» **SUPPLIED INFORMATION**:
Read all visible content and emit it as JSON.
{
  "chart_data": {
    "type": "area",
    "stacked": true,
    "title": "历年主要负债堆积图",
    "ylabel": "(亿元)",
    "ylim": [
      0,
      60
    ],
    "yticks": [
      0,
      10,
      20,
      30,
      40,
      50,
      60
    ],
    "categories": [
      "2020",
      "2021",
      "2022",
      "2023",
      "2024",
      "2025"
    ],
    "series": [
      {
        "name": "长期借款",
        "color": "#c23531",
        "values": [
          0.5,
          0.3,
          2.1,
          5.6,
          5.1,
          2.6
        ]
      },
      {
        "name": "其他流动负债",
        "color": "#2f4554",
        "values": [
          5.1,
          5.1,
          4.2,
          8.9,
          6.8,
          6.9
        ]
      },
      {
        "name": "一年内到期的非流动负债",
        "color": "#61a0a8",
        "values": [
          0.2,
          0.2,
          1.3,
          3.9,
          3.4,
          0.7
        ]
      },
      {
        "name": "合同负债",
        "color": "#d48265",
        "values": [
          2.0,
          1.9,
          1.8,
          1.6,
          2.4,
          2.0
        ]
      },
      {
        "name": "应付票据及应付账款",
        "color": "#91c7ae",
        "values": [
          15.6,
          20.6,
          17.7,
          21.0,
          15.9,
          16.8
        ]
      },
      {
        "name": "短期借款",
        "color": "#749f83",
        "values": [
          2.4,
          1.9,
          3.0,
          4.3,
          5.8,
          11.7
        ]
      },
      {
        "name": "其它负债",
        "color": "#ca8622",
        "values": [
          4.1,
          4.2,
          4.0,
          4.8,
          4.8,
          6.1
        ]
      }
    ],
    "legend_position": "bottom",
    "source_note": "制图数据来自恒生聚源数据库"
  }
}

» **GIVEN TASK**:
Copy each line of the records that contains the word "name".

» **RESULT FOR THIS TASK**:
        "name": "长期借款",
        "name": "其他流动负债",
        "name": "一年内到期的非流动负债",
        "name": "合同负债",
        "name": "应付票据及应付账款",
        "name": "短期借款",
        "name": "其它负债",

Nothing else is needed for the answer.